* Input material
§

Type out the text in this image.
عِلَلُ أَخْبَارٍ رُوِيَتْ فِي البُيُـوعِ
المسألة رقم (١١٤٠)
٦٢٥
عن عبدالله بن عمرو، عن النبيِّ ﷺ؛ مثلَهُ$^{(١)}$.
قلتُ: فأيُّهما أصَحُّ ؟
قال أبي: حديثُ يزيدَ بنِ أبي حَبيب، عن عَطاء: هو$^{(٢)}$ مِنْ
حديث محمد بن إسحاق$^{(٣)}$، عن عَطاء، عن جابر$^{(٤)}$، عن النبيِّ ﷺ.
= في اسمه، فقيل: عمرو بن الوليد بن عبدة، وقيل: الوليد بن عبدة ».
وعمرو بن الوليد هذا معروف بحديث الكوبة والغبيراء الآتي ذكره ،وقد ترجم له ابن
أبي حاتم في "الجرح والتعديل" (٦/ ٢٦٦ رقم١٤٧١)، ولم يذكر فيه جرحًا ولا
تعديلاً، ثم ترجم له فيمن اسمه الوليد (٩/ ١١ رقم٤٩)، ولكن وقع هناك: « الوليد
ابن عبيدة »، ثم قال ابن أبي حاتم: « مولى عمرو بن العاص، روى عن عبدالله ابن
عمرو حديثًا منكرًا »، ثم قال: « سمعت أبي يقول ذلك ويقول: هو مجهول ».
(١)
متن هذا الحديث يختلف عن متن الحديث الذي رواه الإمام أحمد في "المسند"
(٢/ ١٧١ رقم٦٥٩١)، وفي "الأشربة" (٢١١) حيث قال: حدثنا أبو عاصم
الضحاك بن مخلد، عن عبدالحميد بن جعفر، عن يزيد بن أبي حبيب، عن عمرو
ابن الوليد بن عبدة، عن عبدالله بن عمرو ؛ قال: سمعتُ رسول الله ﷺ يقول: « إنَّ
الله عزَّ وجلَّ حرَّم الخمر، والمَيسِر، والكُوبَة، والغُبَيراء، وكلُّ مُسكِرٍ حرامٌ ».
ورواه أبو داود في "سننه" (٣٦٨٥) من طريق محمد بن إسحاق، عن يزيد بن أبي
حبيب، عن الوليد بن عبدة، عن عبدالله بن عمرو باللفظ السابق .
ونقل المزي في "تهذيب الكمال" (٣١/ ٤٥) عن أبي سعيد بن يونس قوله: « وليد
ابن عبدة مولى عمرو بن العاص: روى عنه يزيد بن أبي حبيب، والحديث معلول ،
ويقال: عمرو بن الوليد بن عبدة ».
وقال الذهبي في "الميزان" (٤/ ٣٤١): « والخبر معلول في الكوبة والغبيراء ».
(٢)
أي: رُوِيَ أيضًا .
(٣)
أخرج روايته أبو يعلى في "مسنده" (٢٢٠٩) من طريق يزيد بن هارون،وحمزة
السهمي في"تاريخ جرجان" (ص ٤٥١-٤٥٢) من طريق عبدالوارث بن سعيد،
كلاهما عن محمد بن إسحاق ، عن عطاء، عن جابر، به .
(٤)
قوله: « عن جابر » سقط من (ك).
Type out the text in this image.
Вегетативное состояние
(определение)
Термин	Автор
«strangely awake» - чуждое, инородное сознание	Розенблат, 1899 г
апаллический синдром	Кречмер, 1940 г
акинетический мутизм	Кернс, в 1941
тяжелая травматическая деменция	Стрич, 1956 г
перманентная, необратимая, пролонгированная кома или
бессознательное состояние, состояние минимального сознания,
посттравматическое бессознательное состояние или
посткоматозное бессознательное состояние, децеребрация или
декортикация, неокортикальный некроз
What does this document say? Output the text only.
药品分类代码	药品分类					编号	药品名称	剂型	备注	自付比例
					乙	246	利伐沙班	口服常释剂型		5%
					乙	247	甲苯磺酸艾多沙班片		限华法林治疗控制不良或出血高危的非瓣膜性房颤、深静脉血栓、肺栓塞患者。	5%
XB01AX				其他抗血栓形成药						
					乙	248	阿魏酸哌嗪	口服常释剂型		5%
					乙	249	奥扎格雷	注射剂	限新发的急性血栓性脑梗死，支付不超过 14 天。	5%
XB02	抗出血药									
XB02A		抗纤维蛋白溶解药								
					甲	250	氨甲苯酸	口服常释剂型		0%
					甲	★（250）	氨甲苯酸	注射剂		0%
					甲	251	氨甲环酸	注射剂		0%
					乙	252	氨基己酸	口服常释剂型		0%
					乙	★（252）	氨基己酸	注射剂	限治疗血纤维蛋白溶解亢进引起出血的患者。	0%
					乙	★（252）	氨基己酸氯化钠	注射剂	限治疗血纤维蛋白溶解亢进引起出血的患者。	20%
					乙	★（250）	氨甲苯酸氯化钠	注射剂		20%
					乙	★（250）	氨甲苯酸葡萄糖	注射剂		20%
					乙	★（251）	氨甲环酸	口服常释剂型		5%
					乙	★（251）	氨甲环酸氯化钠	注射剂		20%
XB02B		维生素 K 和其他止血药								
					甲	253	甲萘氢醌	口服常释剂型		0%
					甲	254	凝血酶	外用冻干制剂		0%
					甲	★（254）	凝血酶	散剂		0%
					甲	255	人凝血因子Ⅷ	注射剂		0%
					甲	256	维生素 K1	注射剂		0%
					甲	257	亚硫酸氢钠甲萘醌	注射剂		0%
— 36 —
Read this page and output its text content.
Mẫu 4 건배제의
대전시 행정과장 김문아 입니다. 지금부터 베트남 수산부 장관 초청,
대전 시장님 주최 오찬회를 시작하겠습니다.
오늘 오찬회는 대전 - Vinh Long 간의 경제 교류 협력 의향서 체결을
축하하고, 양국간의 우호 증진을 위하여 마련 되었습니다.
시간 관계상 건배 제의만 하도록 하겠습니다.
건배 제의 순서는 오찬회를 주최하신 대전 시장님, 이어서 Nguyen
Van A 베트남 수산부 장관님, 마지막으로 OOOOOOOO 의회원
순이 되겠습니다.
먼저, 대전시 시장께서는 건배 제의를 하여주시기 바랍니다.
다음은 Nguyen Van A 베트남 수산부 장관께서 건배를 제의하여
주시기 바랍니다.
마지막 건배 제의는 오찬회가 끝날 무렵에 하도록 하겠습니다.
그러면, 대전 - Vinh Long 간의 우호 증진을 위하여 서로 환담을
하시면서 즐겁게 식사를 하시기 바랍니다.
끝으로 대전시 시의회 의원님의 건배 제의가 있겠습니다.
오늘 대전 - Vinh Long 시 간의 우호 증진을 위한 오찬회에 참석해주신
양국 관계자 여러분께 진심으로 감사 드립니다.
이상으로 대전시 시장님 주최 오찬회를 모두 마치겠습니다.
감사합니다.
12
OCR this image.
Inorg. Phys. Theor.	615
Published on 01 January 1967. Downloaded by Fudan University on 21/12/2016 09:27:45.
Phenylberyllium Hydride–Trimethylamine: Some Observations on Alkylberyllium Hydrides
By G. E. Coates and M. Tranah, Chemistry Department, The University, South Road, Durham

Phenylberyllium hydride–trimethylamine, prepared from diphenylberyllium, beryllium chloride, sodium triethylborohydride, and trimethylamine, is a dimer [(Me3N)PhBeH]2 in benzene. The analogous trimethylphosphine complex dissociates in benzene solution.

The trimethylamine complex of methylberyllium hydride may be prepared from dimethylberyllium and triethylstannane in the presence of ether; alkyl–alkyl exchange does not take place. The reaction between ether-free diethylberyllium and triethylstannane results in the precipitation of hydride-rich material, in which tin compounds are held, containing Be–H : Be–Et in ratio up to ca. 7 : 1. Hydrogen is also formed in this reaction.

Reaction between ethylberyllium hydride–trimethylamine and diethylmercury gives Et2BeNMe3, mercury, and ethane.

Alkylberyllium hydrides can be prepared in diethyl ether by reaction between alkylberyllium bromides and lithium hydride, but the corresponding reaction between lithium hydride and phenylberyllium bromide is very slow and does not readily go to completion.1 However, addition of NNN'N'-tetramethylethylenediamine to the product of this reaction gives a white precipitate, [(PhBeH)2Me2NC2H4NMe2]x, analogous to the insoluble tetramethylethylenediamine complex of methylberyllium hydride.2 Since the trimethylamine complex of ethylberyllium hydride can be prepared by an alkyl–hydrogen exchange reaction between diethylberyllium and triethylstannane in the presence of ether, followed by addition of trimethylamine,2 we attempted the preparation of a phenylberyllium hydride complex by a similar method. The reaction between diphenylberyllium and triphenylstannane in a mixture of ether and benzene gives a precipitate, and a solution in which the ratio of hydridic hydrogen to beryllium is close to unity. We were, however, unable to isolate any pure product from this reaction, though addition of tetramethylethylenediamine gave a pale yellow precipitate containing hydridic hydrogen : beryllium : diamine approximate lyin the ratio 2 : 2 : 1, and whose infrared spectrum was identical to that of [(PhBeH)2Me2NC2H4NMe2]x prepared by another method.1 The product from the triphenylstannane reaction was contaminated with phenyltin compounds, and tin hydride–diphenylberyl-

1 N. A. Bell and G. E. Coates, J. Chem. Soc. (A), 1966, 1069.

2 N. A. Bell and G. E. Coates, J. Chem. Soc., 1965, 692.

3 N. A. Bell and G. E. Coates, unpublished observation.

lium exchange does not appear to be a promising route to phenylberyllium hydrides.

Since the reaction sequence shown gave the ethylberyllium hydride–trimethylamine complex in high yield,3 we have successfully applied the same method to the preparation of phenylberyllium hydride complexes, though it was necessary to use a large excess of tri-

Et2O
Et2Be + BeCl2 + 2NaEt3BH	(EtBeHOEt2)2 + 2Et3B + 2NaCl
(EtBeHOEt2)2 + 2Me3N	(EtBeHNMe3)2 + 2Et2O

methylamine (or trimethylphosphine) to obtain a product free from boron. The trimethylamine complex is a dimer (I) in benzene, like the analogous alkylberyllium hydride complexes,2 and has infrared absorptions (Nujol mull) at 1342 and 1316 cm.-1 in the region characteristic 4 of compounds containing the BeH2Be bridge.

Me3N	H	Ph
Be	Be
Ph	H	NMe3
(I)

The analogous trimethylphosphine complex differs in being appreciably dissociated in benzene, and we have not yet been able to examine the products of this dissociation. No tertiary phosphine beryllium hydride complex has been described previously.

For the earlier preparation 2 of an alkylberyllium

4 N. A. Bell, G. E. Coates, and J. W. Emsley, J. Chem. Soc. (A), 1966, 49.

§

* To be done
In the entries above, find lines with "состояние" and copy each.

* Result below
Вегетативное состояние
бессознательное состояние, состояние минимального сознания,
посттравматическое бессознательное состояние или
посткоматозное бессознательное состояние, децеребрация или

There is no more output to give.